» EXERCISE BRIEF:
The answer must match the material word for word, with every line included.

__________

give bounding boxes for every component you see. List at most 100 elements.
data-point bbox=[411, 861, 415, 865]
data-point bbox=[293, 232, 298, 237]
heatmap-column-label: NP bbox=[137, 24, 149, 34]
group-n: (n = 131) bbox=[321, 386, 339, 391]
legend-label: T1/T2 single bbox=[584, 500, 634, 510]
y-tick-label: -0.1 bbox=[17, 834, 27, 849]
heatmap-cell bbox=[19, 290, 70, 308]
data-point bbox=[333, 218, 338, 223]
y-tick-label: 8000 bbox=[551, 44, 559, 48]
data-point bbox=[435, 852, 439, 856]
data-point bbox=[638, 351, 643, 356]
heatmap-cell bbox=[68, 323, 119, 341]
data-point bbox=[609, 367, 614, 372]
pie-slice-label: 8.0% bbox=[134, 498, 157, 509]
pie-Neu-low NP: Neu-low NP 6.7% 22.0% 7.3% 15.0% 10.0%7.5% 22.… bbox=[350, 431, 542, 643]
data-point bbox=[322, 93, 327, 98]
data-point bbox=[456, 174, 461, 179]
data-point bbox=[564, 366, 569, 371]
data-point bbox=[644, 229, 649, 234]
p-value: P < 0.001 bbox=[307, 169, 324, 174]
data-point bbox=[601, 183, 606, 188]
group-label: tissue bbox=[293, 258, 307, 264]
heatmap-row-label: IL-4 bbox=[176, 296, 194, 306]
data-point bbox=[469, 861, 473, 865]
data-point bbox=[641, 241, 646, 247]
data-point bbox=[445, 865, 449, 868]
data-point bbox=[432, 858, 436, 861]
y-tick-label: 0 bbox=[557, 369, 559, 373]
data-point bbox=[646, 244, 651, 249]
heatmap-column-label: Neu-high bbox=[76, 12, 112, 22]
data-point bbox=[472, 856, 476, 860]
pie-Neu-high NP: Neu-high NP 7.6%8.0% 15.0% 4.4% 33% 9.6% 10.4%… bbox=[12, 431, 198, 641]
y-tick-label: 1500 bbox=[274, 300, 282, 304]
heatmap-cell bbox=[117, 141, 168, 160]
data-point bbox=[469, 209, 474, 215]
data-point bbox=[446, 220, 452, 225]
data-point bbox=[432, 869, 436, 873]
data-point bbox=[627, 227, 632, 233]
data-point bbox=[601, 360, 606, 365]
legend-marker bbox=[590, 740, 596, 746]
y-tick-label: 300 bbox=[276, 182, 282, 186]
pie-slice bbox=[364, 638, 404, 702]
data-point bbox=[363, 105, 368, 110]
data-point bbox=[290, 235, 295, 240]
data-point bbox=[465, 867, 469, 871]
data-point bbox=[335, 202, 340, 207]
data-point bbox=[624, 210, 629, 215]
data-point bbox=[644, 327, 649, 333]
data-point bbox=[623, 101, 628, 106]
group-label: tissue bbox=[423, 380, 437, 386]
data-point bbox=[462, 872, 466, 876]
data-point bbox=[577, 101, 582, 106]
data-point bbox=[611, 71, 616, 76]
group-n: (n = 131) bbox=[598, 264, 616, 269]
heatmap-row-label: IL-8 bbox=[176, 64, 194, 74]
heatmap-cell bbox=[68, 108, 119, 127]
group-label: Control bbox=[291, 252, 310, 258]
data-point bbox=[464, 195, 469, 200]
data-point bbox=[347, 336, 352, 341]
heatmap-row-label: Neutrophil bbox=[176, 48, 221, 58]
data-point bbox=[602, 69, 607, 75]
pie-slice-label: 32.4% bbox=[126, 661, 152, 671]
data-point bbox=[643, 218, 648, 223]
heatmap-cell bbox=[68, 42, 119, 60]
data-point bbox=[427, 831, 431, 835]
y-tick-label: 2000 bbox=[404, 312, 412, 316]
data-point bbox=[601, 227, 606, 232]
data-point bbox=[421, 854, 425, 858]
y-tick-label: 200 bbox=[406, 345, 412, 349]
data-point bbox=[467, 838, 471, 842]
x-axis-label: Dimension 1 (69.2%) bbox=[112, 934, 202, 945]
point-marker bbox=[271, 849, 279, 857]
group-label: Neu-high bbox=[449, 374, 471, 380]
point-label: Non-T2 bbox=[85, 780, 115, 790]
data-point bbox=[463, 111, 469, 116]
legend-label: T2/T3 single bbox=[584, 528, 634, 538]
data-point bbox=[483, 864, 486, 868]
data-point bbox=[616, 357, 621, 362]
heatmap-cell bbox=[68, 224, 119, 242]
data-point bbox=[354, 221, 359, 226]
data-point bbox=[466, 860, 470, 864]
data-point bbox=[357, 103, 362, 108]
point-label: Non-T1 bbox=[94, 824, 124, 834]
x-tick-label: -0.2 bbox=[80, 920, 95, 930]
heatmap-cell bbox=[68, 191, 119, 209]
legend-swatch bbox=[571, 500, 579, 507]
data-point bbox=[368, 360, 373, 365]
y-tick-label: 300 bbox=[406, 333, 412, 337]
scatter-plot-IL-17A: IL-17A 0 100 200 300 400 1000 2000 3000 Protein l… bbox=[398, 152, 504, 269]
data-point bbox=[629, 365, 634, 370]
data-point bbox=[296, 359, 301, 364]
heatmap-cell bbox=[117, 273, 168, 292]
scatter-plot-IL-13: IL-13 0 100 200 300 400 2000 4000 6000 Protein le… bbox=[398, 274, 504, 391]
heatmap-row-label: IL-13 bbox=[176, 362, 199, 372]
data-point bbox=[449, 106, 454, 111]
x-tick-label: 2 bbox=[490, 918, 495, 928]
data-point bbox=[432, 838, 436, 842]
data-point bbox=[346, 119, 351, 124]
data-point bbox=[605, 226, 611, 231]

__________

» EXERCISE RESULT:
give bounding boxes for every component you see. List at most 100 elements.
data-point bbox=[411, 861, 415, 865]
data-point bbox=[293, 232, 298, 237]
heatmap-column-label: NP bbox=[137, 24, 149, 34]
group-n: (n = 131) bbox=[321, 386, 339, 391]
legend-label: T1/T2 single bbox=[584, 500, 634, 510]
y-tick-label: -0.1 bbox=[17, 834, 27, 849]
heatmap-cell bbox=[19, 290, 70, 308]
data-point bbox=[333, 218, 338, 223]
y-tick-label: 8000 bbox=[551, 44, 559, 48]
data-point bbox=[435, 852, 439, 856]
data-point bbox=[638, 351, 643, 356]
heatmap-cell bbox=[68, 323, 119, 341]
data-point bbox=[609, 367, 614, 372]
pie-slice-label: 8.0% bbox=[134, 498, 157, 509]
pie-Neu-low NP: Neu-low NP 6.7% 22.0% 7.3% 15.0% 10.0%7.5% 22.… bbox=[350, 431, 542, 643]
data-point bbox=[322, 93, 327, 98]
data-point bbox=[456, 174, 461, 179]
data-point bbox=[564, 366, 569, 371]
data-point bbox=[644, 229, 649, 234]
p-value: P < 0.001 bbox=[307, 169, 324, 174]
data-point bbox=[601, 183, 606, 188]
group-label: tissue bbox=[293, 258, 307, 264]
heatmap-row-label: IL-4 bbox=[176, 296, 194, 306]
data-point bbox=[469, 861, 473, 865]
data-point bbox=[641, 241, 646, 247]
data-point bbox=[445, 865, 449, 868]
data-point bbox=[432, 858, 436, 861]
y-tick-label: 0 bbox=[557, 369, 559, 373]
data-point bbox=[646, 244, 651, 249]
heatmap-column-label: Neu-high bbox=[76, 12, 112, 22]
data-point bbox=[472, 856, 476, 860]
pie-Neu-high NP: Neu-high NP 7.6%8.0% 15.0% 4.4% 33% 9.6% 10.4%… bbox=[12, 431, 198, 641]
y-tick-label: 1500 bbox=[274, 300, 282, 304]
heatmap-cell bbox=[117, 141, 168, 160]
data-point bbox=[469, 209, 474, 215]
data-point bbox=[446, 220, 452, 225]
data-point bbox=[432, 869, 436, 873]
data-point bbox=[627, 227, 632, 233]
data-point bbox=[601, 360, 606, 365]
legend-marker bbox=[590, 740, 596, 746]
y-tick-label: 300 bbox=[276, 182, 282, 186]
pie-slice bbox=[364, 638, 404, 702]
data-point bbox=[363, 105, 368, 110]
data-point bbox=[290, 235, 295, 240]
data-point bbox=[465, 867, 469, 871]
data-point bbox=[335, 202, 340, 207]
data-point bbox=[624, 210, 629, 215]
data-point bbox=[644, 327, 649, 333]
data-point bbox=[623, 101, 628, 106]
group-label: tissue bbox=[423, 380, 437, 386]
data-point bbox=[462, 872, 466, 876]
data-point bbox=[577, 101, 582, 106]
data-point bbox=[611, 71, 616, 76]
group-n: (n = 131) bbox=[598, 264, 616, 269]
heatmap-row-label: IL-8 bbox=[176, 64, 194, 74]
heatmap-cell bbox=[68, 108, 119, 127]
group-label: Control bbox=[291, 252, 310, 258]
data-point bbox=[464, 195, 469, 200]
data-point bbox=[347, 336, 352, 341]
heatmap-row-label: Neutrophil bbox=[176, 48, 221, 58]
data-point bbox=[602, 69, 607, 75]
pie-slice-label: 32.4% bbox=[126, 661, 152, 671]
data-point bbox=[643, 218, 648, 223]
heatmap-cell bbox=[68, 42, 119, 60]
data-point bbox=[427, 831, 431, 835]
y-tick-label: 2000 bbox=[404, 312, 412, 316]
data-point bbox=[601, 227, 606, 232]
data-point bbox=[421, 854, 425, 858]
y-tick-label: 200 bbox=[406, 345, 412, 349]
data-point bbox=[467, 838, 471, 842]
x-axis-label: Dimension 1 (69.2%) bbox=[112, 934, 202, 945]
point-marker bbox=[271, 849, 279, 857]
group-label: Neu-high bbox=[449, 374, 471, 380]
point-label: Non-T2 bbox=[85, 780, 115, 790]
data-point bbox=[463, 111, 469, 116]
legend-label: T2/T3 single bbox=[584, 528, 634, 538]
data-point bbox=[483, 864, 486, 868]
data-point bbox=[616, 357, 621, 362]
heatmap-cell bbox=[68, 224, 119, 242]
data-point bbox=[354, 221, 359, 226]
data-point bbox=[466, 860, 470, 864]
data-point bbox=[357, 103, 362, 108]
point-label: Non-T1 bbox=[94, 824, 124, 834]
x-tick-label: -0.2 bbox=[80, 920, 95, 930]
heatmap-cell bbox=[68, 191, 119, 209]
legend-swatch bbox=[571, 500, 579, 507]
data-point bbox=[368, 360, 373, 365]
y-tick-label: 300 bbox=[406, 333, 412, 337]
scatter-plot-IL-17A: IL-17A 0 100 200 300 400 1000 2000 3000 Protein l… bbox=[398, 152, 504, 269]
data-point bbox=[629, 365, 634, 370]
data-point bbox=[296, 359, 301, 364]
heatmap-cell bbox=[117, 273, 168, 292]
scatter-plot-IL-13: IL-13 0 100 200 300 400 2000 4000 6000 Protein le… bbox=[398, 274, 504, 391]
heatmap-row-label: IL-13 bbox=[176, 362, 199, 372]
data-point bbox=[449, 106, 454, 111]
x-tick-label: 2 bbox=[490, 918, 495, 928]
data-point bbox=[432, 838, 436, 842]
data-point bbox=[346, 119, 351, 124]
data-point bbox=[605, 226, 611, 231]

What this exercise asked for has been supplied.